** START OF Selected excerpt **

In the beginning, I thought I had broken the Internet. My original file (of all the artists at the Tate Modern) in Gephi did nothing… my computer fan just spun ’round and ’round until I had for force quit and shut down*. Distraught — remember my beautiful data columns from the last post?! — I gave myself some time away from the project to collect my thoughts, and realized that in my haste to visualize some data! I had forgotten the basics.

Instead of re-inventing the wheel by creating separate gephi import files for nodes and edges I went to Table2Net and treated the data set as related citations, as I aimed to create a network after all. To make sure this would work I created a test file of partial data using only the entries for Joseph Beuys and Claes Oldenberg. I set the uploaded file to have 2 nodes: one for ‘artist’, the other for ‘yearMade’. The Table2Map file was then imported into gephi.

Screen Shot 2014-11-12 at 9.28.37 PM

Image 2: the first viz, using a partial data set file; a test.

I tinkered with the settings in gephi a bit — altering the weight of the edges/nodes and the color. I set the visualization as Fruchterman-Reingold and voila!, image 2:

With renewed confidence I tried the “BIG” data set again. Table2Net took a little bit longer to export this time. But eventually it worked and I went through the same workflow from the Beuys/Oldenberg set. In the end, I got image 3 below (which looks absolutely crazy):

Screen Shot 2014-11-12 at 9.34.07 PM

Image 3: OOPS, too much data, but I’m not giving up.

** END OF Selected excerpt **
** START OF Stored rows **

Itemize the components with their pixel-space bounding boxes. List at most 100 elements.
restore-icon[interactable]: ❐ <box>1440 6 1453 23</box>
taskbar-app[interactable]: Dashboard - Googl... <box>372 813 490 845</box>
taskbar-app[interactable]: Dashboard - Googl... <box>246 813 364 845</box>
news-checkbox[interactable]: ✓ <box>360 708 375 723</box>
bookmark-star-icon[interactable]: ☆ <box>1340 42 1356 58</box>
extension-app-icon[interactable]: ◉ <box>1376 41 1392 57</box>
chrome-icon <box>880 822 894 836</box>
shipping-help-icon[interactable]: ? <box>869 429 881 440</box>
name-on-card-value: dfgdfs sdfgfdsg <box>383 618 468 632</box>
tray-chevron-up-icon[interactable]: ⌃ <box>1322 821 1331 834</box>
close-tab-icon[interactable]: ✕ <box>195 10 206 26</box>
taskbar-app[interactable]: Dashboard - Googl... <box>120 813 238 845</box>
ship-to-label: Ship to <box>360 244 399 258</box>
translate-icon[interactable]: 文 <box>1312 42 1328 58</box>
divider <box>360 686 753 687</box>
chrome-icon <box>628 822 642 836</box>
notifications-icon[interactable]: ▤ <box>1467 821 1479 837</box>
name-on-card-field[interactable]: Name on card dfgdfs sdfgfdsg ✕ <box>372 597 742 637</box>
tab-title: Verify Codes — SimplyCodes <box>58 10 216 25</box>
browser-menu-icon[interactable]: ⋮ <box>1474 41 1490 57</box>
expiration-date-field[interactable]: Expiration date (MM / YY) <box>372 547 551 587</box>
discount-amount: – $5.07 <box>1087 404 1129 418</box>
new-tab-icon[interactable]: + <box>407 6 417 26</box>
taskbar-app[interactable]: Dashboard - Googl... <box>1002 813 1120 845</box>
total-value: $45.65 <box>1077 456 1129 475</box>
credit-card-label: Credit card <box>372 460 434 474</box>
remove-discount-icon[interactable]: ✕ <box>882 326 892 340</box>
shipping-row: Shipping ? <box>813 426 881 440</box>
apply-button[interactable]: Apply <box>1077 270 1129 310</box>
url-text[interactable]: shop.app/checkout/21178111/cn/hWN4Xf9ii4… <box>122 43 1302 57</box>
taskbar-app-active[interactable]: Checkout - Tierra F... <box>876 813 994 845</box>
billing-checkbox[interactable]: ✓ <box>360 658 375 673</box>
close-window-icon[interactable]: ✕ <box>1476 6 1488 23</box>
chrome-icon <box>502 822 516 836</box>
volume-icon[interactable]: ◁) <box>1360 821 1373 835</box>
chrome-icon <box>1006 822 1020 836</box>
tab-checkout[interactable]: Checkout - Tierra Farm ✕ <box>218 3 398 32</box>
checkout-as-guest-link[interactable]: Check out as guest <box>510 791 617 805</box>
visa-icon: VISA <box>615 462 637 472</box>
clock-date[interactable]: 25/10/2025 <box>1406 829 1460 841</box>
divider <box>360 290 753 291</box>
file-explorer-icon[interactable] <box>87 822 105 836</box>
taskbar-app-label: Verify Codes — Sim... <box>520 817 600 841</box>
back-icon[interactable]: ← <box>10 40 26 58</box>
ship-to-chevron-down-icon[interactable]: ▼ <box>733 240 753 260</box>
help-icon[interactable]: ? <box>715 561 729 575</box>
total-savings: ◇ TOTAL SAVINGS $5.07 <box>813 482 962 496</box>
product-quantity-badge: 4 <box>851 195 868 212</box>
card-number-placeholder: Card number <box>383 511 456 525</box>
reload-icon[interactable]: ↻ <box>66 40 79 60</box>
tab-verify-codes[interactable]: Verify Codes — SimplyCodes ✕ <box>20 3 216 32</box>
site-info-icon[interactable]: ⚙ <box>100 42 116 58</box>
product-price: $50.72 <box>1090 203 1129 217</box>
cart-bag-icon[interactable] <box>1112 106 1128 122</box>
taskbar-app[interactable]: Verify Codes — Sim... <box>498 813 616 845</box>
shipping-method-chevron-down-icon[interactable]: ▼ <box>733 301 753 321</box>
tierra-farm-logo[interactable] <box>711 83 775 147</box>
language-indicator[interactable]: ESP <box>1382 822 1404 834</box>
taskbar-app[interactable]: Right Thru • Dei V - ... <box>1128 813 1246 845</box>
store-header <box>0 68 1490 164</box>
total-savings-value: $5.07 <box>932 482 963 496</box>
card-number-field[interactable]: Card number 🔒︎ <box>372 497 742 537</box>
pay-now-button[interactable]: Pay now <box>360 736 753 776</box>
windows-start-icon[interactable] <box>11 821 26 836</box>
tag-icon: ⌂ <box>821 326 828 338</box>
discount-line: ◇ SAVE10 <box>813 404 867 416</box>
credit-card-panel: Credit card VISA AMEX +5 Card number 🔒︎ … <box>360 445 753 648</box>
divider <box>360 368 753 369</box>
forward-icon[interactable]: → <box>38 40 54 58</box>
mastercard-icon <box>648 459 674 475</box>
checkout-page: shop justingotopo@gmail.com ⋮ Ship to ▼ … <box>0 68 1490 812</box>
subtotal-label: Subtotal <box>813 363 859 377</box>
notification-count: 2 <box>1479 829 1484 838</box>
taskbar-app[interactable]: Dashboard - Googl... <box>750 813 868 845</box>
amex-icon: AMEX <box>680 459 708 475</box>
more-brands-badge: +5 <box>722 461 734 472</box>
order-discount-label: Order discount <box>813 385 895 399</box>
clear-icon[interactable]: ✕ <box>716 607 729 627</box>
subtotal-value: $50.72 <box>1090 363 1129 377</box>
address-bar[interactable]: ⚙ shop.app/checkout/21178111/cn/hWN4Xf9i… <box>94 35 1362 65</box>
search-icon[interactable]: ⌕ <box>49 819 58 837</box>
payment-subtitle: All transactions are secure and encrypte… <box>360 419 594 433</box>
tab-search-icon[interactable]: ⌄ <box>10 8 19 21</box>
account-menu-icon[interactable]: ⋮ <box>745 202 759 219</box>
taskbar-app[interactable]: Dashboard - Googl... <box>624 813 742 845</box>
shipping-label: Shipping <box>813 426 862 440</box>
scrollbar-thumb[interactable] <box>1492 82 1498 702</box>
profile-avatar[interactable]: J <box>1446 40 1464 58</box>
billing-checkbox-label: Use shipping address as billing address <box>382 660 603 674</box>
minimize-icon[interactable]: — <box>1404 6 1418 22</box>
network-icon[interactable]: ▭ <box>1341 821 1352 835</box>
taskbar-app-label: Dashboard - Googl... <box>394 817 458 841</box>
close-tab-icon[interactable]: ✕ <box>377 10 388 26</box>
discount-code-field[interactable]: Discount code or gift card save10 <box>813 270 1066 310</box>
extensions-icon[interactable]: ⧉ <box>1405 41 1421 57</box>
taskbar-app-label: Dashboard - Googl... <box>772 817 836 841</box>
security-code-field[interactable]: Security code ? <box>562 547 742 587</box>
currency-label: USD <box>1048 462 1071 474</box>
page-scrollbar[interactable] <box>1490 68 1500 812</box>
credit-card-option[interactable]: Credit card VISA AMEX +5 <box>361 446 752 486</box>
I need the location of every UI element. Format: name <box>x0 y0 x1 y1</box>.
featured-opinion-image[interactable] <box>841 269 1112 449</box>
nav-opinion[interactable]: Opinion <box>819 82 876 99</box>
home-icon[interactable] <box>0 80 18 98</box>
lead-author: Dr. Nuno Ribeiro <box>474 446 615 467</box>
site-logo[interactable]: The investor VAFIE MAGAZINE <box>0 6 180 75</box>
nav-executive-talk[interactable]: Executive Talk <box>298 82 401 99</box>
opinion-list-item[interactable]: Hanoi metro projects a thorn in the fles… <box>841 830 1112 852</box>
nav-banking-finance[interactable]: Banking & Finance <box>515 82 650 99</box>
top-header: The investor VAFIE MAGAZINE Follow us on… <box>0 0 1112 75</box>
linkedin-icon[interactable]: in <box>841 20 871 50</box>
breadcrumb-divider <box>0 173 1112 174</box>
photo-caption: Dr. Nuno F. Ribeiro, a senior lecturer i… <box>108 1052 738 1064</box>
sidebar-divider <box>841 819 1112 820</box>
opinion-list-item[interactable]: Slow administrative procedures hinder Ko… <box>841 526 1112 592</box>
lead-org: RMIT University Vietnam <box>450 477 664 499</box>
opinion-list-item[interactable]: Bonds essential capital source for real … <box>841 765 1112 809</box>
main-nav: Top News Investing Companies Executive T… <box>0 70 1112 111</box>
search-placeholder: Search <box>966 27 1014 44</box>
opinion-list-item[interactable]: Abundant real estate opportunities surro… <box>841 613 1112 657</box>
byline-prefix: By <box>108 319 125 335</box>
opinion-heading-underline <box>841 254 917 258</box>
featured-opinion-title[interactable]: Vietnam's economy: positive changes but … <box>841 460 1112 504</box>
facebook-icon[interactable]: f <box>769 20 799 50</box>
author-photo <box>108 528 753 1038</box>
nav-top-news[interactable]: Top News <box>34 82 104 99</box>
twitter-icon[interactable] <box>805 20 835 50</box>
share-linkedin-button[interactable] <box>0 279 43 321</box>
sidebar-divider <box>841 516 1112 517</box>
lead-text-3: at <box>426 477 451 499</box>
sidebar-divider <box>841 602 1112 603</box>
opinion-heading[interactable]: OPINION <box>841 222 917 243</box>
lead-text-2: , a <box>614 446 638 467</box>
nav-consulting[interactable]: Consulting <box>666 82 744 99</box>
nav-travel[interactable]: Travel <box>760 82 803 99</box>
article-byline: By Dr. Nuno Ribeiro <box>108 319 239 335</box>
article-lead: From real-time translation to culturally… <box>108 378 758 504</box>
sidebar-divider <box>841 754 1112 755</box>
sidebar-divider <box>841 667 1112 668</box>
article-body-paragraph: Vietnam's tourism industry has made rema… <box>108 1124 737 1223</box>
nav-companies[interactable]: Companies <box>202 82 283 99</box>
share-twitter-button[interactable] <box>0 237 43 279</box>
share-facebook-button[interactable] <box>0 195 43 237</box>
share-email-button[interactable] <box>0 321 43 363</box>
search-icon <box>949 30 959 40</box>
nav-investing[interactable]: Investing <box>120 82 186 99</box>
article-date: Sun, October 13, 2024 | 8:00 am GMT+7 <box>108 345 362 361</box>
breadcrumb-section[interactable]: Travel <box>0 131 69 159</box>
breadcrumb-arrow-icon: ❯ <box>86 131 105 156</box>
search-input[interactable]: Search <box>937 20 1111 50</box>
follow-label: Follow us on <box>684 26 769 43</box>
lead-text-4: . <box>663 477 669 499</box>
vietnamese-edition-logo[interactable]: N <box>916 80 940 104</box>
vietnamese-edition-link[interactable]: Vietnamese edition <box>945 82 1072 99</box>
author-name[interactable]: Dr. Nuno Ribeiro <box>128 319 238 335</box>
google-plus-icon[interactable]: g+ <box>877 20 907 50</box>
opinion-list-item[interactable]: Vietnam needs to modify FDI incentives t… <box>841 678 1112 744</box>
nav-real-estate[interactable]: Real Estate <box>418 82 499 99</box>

** END OF Stored rows **

## Exercises to complete:
**A)** In the post about visualizing the Tate Modern artist data in Gephi, which two artists' entries made up the test file?
**B)** Reproduce the passage of the Gephi post on the Tate Modern artist data that opens with the words containing "Screen Shot 2014-11-12 at 9.28.37" and closes with "not giving up.".
**C)** Pick up the Gephi post on the Tate Modern artist data after its final line and write what comes next.

## Answers below:
**A)** Joseph Beuys and Claes Oldenberg.

**B)**
Screen Shot 2014-11-12 at 9.28.37 PM

Image 2: the first viz, using a partial data set file; a test.

I tinkered with the settings in gephi a bit — altering the weight of the edges/nodes and the color. I set the visualization as Fruchterman-Reingold and voila!, image 2:

With renewed confidence I tried the “BIG” data set again. Table2Net took a little bit longer to export this time. But eventually it worked and I went through the same workflow from the Beuys/Oldenberg set. In the end, I got image 3 below (which looks absolutely crazy):

Screen Shot 2014-11-12 at 9.34.07 PM

Image 3: OOPS, too much data, but I’m not giving up.

**C)**
To image 3’s credit, watching the actual PDF load is amazing: it slowly opens (at least on my computer) and layers each part of the network, which eventually end up beneath the mass amounts of labels — artist name AND year — that make up the furry looking square blob pictured here. You can see the network layering process yourself by going to the figshare file set and downloading this file.

I then knew two things: little data and “BIG” data need to be treated differently. There were approximately 69,000 rows in the “BIG” data set, and only about 600 rows in the little data set. Remember, I weighted the nodes/edges for Image 2 so that thicker lines represent more connections, hence there not being 600 connecting lines shown.

Removing labels definitely had to happen next to make the visualization legible, but I wanted to make sure that the data was still representative of its source. To accomplish this, I used the map display ForceAtlas and ran it for about 30 seconds. As time passed, the map became more and more similar to my original small data set visualization — with central zones and connectors. Though this final image varies from the original visualization (image 2), the result (image 1) is more legible about itself.

Screen Shot 2014-11-12 at 9.52.56 PM

Image 4: Running ForceAtlas on what was originally image 3.

My major take-away: it’s super easy to misrepresent data, and documentation is important — to ensure that you can replicate yourself, that others can replicate you, and to ensure that the process isn’t just steps to accomplish a task. The result should be a bonus to the material you’re working with and informative to your audience.

I’m not quite sure what I’m saying yet about the Tate Modern. I’ll get there. Until then, take a look at where I started (if you haven’t already).

*I really need a new computer.

Tomorrow: Data Visualization II Workshop!

Hi folks!

Tomorrow’s Digital Praxis Workshop will be Data Visualization II!

I’m kind of freaking out about it.

This one will really take it to the next level, with an under-the-hood look at creating interactive visualizations using d3.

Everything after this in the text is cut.